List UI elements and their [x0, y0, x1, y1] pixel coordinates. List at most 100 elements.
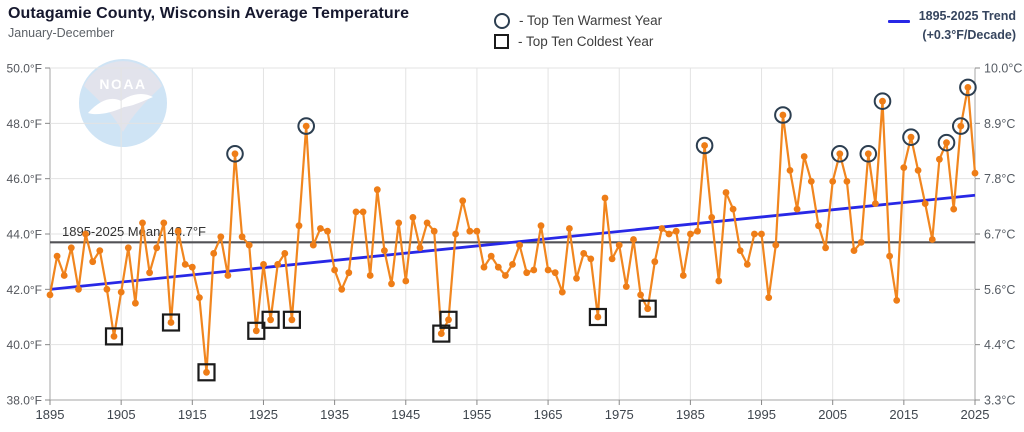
data-point[interactable] — [608, 255, 616, 263]
data-point[interactable] — [715, 277, 723, 285]
data-point[interactable] — [594, 313, 602, 321]
data-point[interactable] — [850, 247, 858, 255]
data-point[interactable] — [936, 155, 943, 163]
data-point[interactable] — [459, 197, 467, 205]
data-point[interactable] — [530, 266, 538, 274]
data-point[interactable] — [694, 227, 701, 235]
data-point[interactable] — [245, 241, 253, 249]
data-point[interactable] — [281, 250, 289, 257]
data-point[interactable] — [238, 233, 246, 241]
data-point[interactable] — [288, 316, 296, 324]
data-point[interactable] — [687, 230, 694, 238]
data-point[interactable] — [864, 150, 872, 158]
data-point[interactable] — [558, 288, 566, 296]
data-point[interactable] — [203, 368, 210, 376]
data-point[interactable] — [551, 269, 559, 277]
data-point[interactable] — [302, 122, 310, 130]
data-point[interactable] — [900, 164, 908, 172]
data-point[interactable] — [779, 111, 787, 119]
data-point[interactable] — [957, 122, 965, 130]
data-point[interactable] — [807, 178, 815, 185]
data-point[interactable] — [494, 263, 502, 271]
data-point[interactable] — [132, 299, 139, 307]
data-point[interactable] — [736, 247, 744, 255]
data-point[interactable] — [914, 167, 922, 174]
data-point[interactable] — [772, 241, 780, 249]
data-point[interactable] — [751, 230, 758, 238]
data-point[interactable] — [928, 236, 936, 243]
data-point[interactable] — [89, 258, 97, 266]
data-point[interactable] — [395, 219, 403, 227]
data-point[interactable] — [566, 225, 573, 232]
data-point[interactable] — [274, 261, 282, 268]
data-point[interactable] — [644, 305, 652, 313]
data-point[interactable] — [96, 247, 104, 255]
data-point[interactable] — [160, 219, 168, 227]
data-point[interactable] — [267, 316, 274, 324]
data-point[interactable] — [60, 272, 68, 279]
data-point[interactable] — [445, 316, 452, 324]
data-point[interactable] — [537, 222, 545, 230]
data-point[interactable] — [381, 247, 388, 255]
data-point[interactable] — [324, 227, 331, 235]
data-point[interactable] — [758, 230, 765, 238]
data-point[interactable] — [722, 189, 730, 196]
data-point[interactable] — [252, 327, 260, 335]
data-point[interactable] — [452, 230, 459, 238]
data-point[interactable] — [523, 269, 531, 277]
data-point[interactable] — [637, 291, 644, 299]
data-point[interactable] — [217, 233, 225, 241]
data-point[interactable] — [466, 227, 474, 235]
data-point[interactable] — [331, 266, 338, 274]
data-point[interactable] — [388, 280, 395, 288]
data-point[interactable] — [544, 266, 552, 274]
data-point[interactable] — [124, 244, 132, 252]
data-point[interactable] — [295, 222, 303, 230]
data-point[interactable] — [630, 236, 637, 243]
data-point[interactable] — [317, 225, 324, 232]
data-point[interactable] — [786, 167, 794, 174]
data-point[interactable] — [46, 291, 54, 299]
data-point[interactable] — [729, 205, 737, 213]
data-point[interactable] — [366, 272, 374, 279]
data-point[interactable] — [587, 255, 595, 263]
data-point[interactable] — [701, 142, 708, 149]
data-point[interactable] — [139, 219, 146, 227]
data-point[interactable] — [53, 252, 61, 260]
data-point[interactable] — [765, 294, 773, 301]
data-point[interactable] — [260, 261, 267, 268]
data-point[interactable] — [800, 153, 808, 160]
data-point[interactable] — [338, 285, 346, 293]
data-point[interactable] — [153, 244, 161, 252]
data-point[interactable] — [373, 186, 381, 194]
data-point[interactable] — [843, 178, 851, 185]
data-point[interactable] — [110, 333, 118, 340]
data-point[interactable] — [580, 250, 588, 257]
data-point[interactable] — [658, 225, 666, 232]
data-point[interactable] — [743, 261, 751, 268]
data-point[interactable] — [174, 227, 182, 235]
data-point[interactable] — [473, 227, 481, 235]
data-point[interactable] — [352, 208, 360, 216]
data-point[interactable] — [573, 274, 580, 282]
data-point[interactable] — [857, 238, 865, 246]
data-point[interactable] — [409, 214, 417, 221]
data-point[interactable] — [815, 222, 822, 230]
data-point[interactable] — [651, 258, 659, 266]
data-point[interactable] — [509, 261, 516, 268]
data-point[interactable] — [879, 97, 886, 105]
data-point[interactable] — [423, 219, 431, 227]
data-point[interactable] — [416, 244, 424, 252]
data-point[interactable] — [430, 227, 438, 235]
data-point[interactable] — [943, 139, 950, 147]
data-point[interactable] — [103, 285, 111, 293]
data-point[interactable] — [402, 277, 410, 285]
data-point[interactable] — [679, 272, 687, 279]
data-point[interactable] — [82, 230, 89, 238]
data-point[interactable] — [487, 252, 495, 260]
data-point[interactable] — [822, 244, 829, 252]
data-point[interactable] — [167, 319, 175, 326]
data-point[interactable] — [665, 230, 673, 238]
data-point[interactable] — [872, 200, 879, 208]
data-point[interactable] — [708, 214, 716, 221]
.....
Aim:
Copy out every one of the entries above word for word, leaving out the pictures.

Worked solution:
List UI elements and their [x0, y0, x1, y1] pixel coordinates. List at most 100 elements.
data-point[interactable] — [608, 255, 616, 263]
data-point[interactable] — [715, 277, 723, 285]
data-point[interactable] — [594, 313, 602, 321]
data-point[interactable] — [850, 247, 858, 255]
data-point[interactable] — [936, 155, 943, 163]
data-point[interactable] — [459, 197, 467, 205]
data-point[interactable] — [530, 266, 538, 274]
data-point[interactable] — [694, 227, 701, 235]
data-point[interactable] — [245, 241, 253, 249]
data-point[interactable] — [281, 250, 289, 257]
data-point[interactable] — [238, 233, 246, 241]
data-point[interactable] — [288, 316, 296, 324]
data-point[interactable] — [687, 230, 694, 238]
data-point[interactable] — [864, 150, 872, 158]
data-point[interactable] — [558, 288, 566, 296]
data-point[interactable] — [203, 368, 210, 376]
data-point[interactable] — [551, 269, 559, 277]
data-point[interactable] — [302, 122, 310, 130]
data-point[interactable] — [900, 164, 908, 172]
data-point[interactable] — [779, 111, 787, 119]
data-point[interactable] — [957, 122, 965, 130]
data-point[interactable] — [807, 178, 815, 185]
data-point[interactable] — [494, 263, 502, 271]
data-point[interactable] — [132, 299, 139, 307]
data-point[interactable] — [736, 247, 744, 255]
data-point[interactable] — [914, 167, 922, 174]
data-point[interactable] — [772, 241, 780, 249]
data-point[interactable] — [751, 230, 758, 238]
data-point[interactable] — [928, 236, 936, 243]
data-point[interactable] — [89, 258, 97, 266]
data-point[interactable] — [395, 219, 403, 227]
data-point[interactable] — [566, 225, 573, 232]
data-point[interactable] — [274, 261, 282, 268]
data-point[interactable] — [644, 305, 652, 313]
data-point[interactable] — [96, 247, 104, 255]
data-point[interactable] — [160, 219, 168, 227]
data-point[interactable] — [267, 316, 274, 324]
data-point[interactable] — [60, 272, 68, 279]
data-point[interactable] — [445, 316, 452, 324]
data-point[interactable] — [537, 222, 545, 230]
data-point[interactable] — [381, 247, 388, 255]
data-point[interactable] — [324, 227, 331, 235]
data-point[interactable] — [758, 230, 765, 238]
data-point[interactable] — [722, 189, 730, 196]
data-point[interactable] — [252, 327, 260, 335]
data-point[interactable] — [452, 230, 459, 238]
data-point[interactable] — [523, 269, 531, 277]
data-point[interactable] — [637, 291, 644, 299]
data-point[interactable] — [217, 233, 225, 241]
data-point[interactable] — [466, 227, 474, 235]
data-point[interactable] — [331, 266, 338, 274]
data-point[interactable] — [388, 280, 395, 288]
data-point[interactable] — [544, 266, 552, 274]
data-point[interactable] — [124, 244, 132, 252]
data-point[interactable] — [295, 222, 303, 230]
data-point[interactable] — [630, 236, 637, 243]
data-point[interactable] — [317, 225, 324, 232]
data-point[interactable] — [786, 167, 794, 174]
data-point[interactable] — [46, 291, 54, 299]
data-point[interactable] — [729, 205, 737, 213]
data-point[interactable] — [366, 272, 374, 279]
data-point[interactable] — [587, 255, 595, 263]
data-point[interactable] — [701, 142, 708, 149]
data-point[interactable] — [139, 219, 146, 227]
data-point[interactable] — [53, 252, 61, 260]
data-point[interactable] — [765, 294, 773, 301]
data-point[interactable] — [260, 261, 267, 268]
data-point[interactable] — [800, 153, 808, 160]
data-point[interactable] — [338, 285, 346, 293]
data-point[interactable] — [153, 244, 161, 252]
data-point[interactable] — [373, 186, 381, 194]
data-point[interactable] — [843, 178, 851, 185]
data-point[interactable] — [110, 333, 118, 340]
data-point[interactable] — [580, 250, 588, 257]
data-point[interactable] — [658, 225, 666, 232]
data-point[interactable] — [743, 261, 751, 268]
data-point[interactable] — [174, 227, 182, 235]
data-point[interactable] — [473, 227, 481, 235]
data-point[interactable] — [352, 208, 360, 216]
data-point[interactable] — [573, 274, 580, 282]
data-point[interactable] — [857, 238, 865, 246]
data-point[interactable] — [409, 214, 417, 221]
data-point[interactable] — [815, 222, 822, 230]
data-point[interactable] — [651, 258, 659, 266]
data-point[interactable] — [509, 261, 516, 268]
data-point[interactable] — [879, 97, 886, 105]
data-point[interactable] — [423, 219, 431, 227]
data-point[interactable] — [416, 244, 424, 252]
data-point[interactable] — [430, 227, 438, 235]
data-point[interactable] — [943, 139, 950, 147]
data-point[interactable] — [103, 285, 111, 293]
data-point[interactable] — [402, 277, 410, 285]
data-point[interactable] — [679, 272, 687, 279]
data-point[interactable] — [82, 230, 89, 238]
data-point[interactable] — [487, 252, 495, 260]
data-point[interactable] — [822, 244, 829, 252]
data-point[interactable] — [167, 319, 175, 326]
data-point[interactable] — [665, 230, 673, 238]
data-point[interactable] — [872, 200, 879, 208]
data-point[interactable] — [708, 214, 716, 221]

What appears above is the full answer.